--- Task inputs ---

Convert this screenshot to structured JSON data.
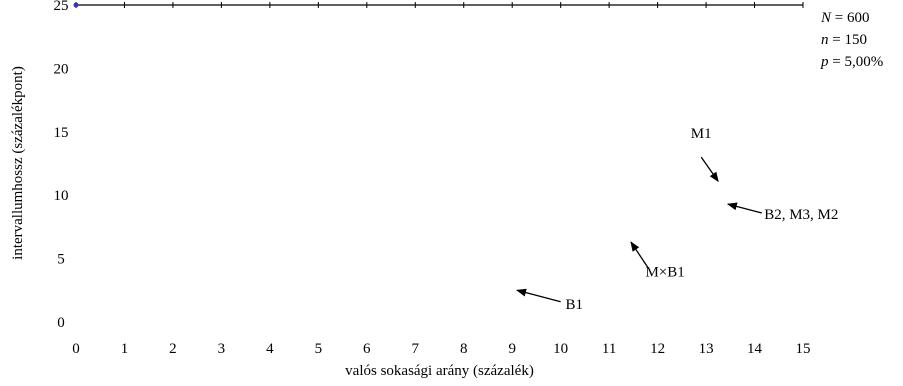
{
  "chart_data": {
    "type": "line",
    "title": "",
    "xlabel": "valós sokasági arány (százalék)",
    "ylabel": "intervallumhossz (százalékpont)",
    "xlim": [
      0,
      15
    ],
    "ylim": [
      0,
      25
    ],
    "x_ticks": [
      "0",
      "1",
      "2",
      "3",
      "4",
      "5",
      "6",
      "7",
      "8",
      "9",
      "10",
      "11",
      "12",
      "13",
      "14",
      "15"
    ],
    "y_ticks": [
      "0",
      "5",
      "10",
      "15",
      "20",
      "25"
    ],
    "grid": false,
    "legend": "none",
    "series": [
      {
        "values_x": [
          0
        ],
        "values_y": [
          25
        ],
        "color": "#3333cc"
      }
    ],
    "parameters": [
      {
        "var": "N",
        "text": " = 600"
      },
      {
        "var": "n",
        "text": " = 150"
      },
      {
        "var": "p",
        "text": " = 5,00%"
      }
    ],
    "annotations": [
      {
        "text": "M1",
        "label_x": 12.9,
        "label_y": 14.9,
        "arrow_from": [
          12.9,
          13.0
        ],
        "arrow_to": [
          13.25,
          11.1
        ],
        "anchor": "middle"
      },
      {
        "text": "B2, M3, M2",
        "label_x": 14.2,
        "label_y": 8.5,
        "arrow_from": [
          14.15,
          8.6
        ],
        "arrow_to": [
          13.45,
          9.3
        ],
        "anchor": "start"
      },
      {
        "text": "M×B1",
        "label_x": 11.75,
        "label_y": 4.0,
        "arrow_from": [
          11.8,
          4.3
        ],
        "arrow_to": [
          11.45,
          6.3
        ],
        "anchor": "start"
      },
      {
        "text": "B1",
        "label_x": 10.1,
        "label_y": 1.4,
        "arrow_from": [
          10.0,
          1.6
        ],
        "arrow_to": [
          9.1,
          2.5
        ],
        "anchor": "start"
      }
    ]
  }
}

---
--- Task inputs ---

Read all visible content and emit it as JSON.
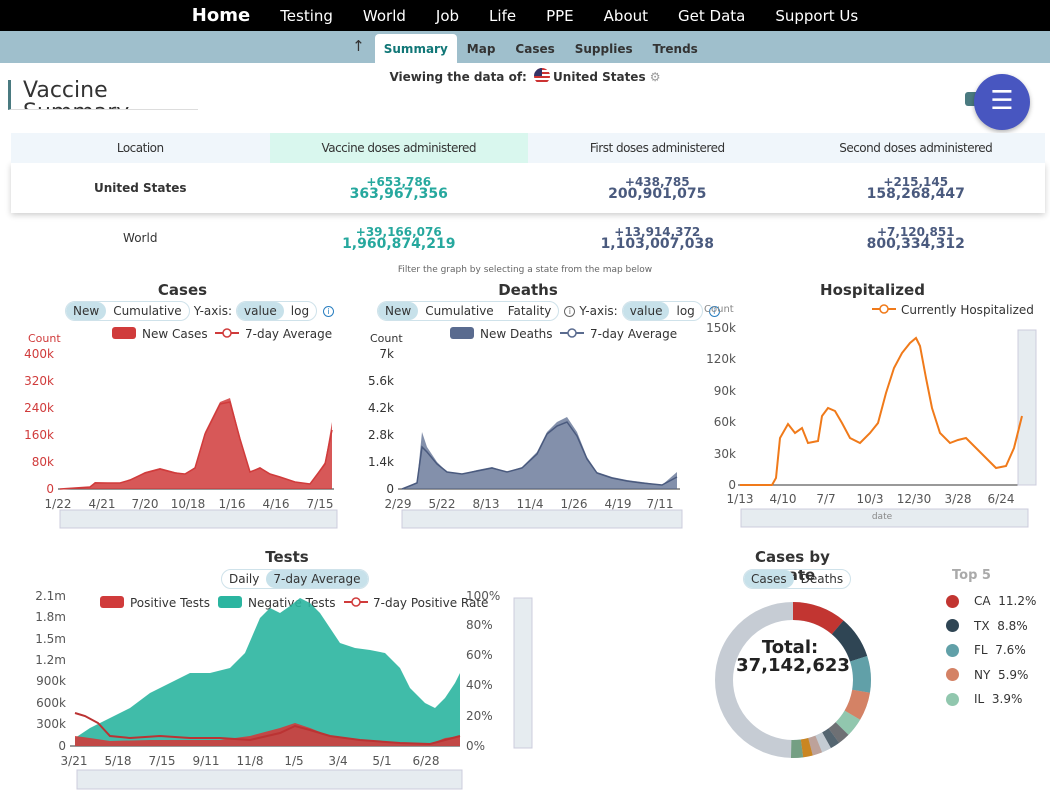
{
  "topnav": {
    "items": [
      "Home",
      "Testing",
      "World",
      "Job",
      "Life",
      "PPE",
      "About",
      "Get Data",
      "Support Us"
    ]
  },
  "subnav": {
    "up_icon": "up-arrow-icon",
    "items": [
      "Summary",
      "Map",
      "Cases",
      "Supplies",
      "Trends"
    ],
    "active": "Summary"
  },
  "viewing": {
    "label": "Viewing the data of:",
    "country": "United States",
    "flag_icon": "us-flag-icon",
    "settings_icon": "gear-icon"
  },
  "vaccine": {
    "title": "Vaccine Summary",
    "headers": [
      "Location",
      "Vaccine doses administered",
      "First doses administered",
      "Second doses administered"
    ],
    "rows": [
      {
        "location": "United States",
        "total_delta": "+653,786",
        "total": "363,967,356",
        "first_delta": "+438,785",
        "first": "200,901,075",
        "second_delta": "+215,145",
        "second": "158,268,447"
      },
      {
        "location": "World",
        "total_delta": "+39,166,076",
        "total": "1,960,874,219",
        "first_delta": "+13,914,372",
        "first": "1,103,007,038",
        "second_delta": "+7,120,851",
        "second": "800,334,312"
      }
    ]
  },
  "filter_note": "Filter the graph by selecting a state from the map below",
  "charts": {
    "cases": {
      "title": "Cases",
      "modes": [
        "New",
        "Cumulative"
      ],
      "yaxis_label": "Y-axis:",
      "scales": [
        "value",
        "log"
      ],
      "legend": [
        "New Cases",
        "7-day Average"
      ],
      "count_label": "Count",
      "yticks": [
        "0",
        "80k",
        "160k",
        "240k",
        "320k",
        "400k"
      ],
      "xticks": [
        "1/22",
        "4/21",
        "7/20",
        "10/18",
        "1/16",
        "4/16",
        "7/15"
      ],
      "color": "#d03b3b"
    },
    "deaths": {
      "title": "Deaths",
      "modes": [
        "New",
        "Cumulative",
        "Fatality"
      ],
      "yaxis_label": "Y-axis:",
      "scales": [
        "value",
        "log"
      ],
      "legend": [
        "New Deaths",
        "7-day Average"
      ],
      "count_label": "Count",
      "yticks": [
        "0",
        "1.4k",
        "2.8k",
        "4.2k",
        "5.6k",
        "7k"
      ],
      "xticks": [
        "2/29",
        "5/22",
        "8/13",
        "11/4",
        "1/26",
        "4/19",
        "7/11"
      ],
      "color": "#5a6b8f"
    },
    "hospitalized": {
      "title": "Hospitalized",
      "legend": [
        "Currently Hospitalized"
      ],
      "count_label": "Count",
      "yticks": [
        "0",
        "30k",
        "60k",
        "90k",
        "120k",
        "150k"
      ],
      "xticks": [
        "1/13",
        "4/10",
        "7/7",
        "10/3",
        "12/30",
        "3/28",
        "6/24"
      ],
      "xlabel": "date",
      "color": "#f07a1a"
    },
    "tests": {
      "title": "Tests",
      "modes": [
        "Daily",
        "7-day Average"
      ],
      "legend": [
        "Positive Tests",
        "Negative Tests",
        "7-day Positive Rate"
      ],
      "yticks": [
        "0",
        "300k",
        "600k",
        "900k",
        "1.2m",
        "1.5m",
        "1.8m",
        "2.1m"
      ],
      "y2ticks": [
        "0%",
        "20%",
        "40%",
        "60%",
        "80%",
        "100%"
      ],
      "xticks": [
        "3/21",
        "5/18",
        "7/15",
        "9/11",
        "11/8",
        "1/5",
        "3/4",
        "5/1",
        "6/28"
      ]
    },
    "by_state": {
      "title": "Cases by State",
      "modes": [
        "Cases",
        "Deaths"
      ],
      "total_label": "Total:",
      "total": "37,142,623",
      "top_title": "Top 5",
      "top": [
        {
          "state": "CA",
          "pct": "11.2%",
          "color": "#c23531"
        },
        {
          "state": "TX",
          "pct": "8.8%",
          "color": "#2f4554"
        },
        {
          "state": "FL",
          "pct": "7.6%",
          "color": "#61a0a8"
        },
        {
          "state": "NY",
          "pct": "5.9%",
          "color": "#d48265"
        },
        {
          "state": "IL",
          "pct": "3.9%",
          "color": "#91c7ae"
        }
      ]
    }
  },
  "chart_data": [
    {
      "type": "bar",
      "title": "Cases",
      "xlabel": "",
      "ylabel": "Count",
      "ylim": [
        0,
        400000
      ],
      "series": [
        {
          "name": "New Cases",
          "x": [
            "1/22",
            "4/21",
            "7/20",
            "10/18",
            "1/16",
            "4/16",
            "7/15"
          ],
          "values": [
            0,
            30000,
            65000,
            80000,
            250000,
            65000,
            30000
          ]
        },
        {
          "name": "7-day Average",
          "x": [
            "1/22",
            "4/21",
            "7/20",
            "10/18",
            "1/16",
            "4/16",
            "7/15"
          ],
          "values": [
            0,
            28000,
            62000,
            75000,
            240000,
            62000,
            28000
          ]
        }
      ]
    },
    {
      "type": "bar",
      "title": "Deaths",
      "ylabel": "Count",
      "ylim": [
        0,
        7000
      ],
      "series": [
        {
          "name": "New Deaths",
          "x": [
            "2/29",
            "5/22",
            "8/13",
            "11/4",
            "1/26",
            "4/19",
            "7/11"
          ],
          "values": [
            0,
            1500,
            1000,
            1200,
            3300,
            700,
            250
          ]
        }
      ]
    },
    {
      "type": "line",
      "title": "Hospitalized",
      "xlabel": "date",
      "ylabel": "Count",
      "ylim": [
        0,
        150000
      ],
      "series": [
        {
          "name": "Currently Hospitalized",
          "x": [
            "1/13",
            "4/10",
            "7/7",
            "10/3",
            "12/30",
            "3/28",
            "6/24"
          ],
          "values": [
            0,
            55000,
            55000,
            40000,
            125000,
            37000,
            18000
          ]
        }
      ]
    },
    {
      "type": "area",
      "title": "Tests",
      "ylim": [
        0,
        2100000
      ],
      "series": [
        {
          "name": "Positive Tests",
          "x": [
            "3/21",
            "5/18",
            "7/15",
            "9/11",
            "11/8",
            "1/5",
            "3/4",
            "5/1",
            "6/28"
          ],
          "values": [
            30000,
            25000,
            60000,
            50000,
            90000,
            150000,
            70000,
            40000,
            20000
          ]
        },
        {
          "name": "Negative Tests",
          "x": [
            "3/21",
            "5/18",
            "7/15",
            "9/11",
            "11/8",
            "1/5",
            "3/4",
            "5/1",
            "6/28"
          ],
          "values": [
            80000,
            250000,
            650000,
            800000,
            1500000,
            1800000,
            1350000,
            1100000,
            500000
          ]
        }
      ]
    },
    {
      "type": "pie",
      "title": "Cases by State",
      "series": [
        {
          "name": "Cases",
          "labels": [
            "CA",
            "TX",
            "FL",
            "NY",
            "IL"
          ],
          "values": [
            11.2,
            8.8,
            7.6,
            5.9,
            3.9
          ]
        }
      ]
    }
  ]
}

---

• **Job**:
Which lines hold the word "administered"? Return all of them from the records above.

• **Solution to this task**:
      "Vaccine doses administered",
      "First doses administered",
      "Second doses administered"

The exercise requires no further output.